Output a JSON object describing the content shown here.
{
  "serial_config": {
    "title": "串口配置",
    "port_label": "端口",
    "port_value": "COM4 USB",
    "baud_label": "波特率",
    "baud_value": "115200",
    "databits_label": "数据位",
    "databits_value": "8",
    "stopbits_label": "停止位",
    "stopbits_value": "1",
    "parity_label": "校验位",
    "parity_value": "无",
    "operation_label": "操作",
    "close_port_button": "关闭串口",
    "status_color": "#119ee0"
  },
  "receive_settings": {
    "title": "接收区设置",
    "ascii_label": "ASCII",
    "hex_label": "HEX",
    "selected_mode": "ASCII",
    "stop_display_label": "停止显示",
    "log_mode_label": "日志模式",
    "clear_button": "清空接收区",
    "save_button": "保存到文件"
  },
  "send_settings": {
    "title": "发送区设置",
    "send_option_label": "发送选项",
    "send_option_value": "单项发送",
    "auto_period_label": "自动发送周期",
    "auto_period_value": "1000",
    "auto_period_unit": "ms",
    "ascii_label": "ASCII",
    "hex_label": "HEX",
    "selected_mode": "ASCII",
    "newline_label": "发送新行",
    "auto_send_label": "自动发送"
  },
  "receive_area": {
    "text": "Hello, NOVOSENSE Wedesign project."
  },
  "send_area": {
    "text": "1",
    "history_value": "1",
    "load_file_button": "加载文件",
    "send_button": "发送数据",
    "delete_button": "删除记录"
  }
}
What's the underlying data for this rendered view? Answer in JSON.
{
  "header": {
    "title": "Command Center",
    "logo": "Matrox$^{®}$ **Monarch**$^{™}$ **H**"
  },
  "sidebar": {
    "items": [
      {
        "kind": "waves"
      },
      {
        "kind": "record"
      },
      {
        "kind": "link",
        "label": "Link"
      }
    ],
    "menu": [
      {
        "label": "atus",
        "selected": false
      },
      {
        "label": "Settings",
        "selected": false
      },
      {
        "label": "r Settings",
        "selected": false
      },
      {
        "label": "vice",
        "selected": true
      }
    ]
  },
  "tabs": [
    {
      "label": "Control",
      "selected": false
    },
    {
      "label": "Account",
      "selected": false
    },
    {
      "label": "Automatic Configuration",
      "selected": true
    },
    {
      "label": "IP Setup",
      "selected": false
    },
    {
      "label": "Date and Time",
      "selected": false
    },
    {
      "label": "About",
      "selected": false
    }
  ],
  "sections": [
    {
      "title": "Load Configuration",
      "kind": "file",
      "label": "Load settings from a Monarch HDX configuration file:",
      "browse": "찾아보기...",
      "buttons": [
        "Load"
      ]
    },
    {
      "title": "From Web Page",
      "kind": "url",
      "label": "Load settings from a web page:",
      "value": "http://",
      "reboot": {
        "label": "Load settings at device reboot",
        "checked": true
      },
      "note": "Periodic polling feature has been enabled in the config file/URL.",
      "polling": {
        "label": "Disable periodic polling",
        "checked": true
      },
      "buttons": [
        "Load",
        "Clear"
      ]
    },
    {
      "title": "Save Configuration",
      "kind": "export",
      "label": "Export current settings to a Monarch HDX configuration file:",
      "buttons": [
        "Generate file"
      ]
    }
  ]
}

What to work on >> Copy each line of the data exactly, leaving nothing out.

Solved exercise >>
Output a JSON object describing the content shown here.
{
  "serial_config": {
    "title": "串口配置",
    "port_label": "端口",
    "port_value": "COM4 USB",
    "baud_label": "波特率",
    "baud_value": "115200",
    "databits_label": "数据位",
    "databits_value": "8",
    "stopbits_label": "停止位",
    "stopbits_value": "1",
    "parity_label": "校验位",
    "parity_value": "无",
    "operation_label": "操作",
    "close_port_button": "关闭串口",
    "status_color": "#119ee0"
  },
  "receive_settings": {
    "title": "接收区设置",
    "ascii_label": "ASCII",
    "hex_label": "HEX",
    "selected_mode": "ASCII",
    "stop_display_label": "停止显示",
    "log_mode_label": "日志模式",
    "clear_button": "清空接收区",
    "save_button": "保存到文件"
  },
  "send_settings": {
    "title": "发送区设置",
    "send_option_label": "发送选项",
    "send_option_value": "单项发送",
    "auto_period_label": "自动发送周期",
    "auto_period_value": "1000",
    "auto_period_unit": "ms",
    "ascii_label": "ASCII",
    "hex_label": "HEX",
    "selected_mode": "ASCII",
    "newline_label": "发送新行",
    "auto_send_label": "自动发送"
  },
  "receive_area": {
    "text": "Hello, NOVOSENSE Wedesign project."
  },
  "send_area": {
    "text": "1",
    "history_value": "1",
    "load_file_button": "加载文件",
    "send_button": "发送数据",
    "delete_button": "删除记录"
  }
}
What's the underlying data for this rendered view? Answer in JSON.
{
  "header": {
    "title": "Command Center",
    "logo": "Matrox$^{®}$ **Monarch**$^{™}$ **H**"
  },
  "sidebar": {
    "items": [
      {
        "kind": "waves"
      },
      {
        "kind": "record"
      },
      {
        "kind": "link",
        "label": "Link"
      }
    ],
    "menu": [
      {
        "label": "atus",
        "selected": false
      },
      {
        "label": "Settings",
        "selected": false
      },
      {
        "label": "r Settings",
        "selected": false
      },
      {
        "label": "vice",
        "selected": true
      }
    ]
  },
  "tabs": [
    {
      "label": "Control",
      "selected": false
    },
    {
      "label": "Account",
      "selected": false
    },
    {
      "label": "Automatic Configuration",
      "selected": true
    },
    {
      "label": "IP Setup",
      "selected": false
    },
    {
      "label": "Date and Time",
      "selected": false
    },
    {
      "label": "About",
      "selected": false
    }
  ],
  "sections": [
    {
      "title": "Load Configuration",
      "kind": "file",
      "label": "Load settings from a Monarch HDX configuration file:",
      "browse": "찾아보기...",
      "buttons": [
        "Load"
      ]
    },
    {
      "title": "From Web Page",
      "kind": "url",
      "label": "Load settings from a web page:",
      "value": "http://",
      "reboot": {
        "label": "Load settings at device reboot",
        "checked": true
      },
      "note": "Periodic polling feature has been enabled in the config file/URL.",
      "polling": {
        "label": "Disable periodic polling",
        "checked": true
      },
      "buttons": [
        "Load",
        "Clear"
      ]
    },
    {
      "title": "Save Configuration",
      "kind": "export",
      "label": "Export current settings to a Monarch HDX configuration file:",
      "buttons": [
        "Generate file"
      ]
    }
  ]
}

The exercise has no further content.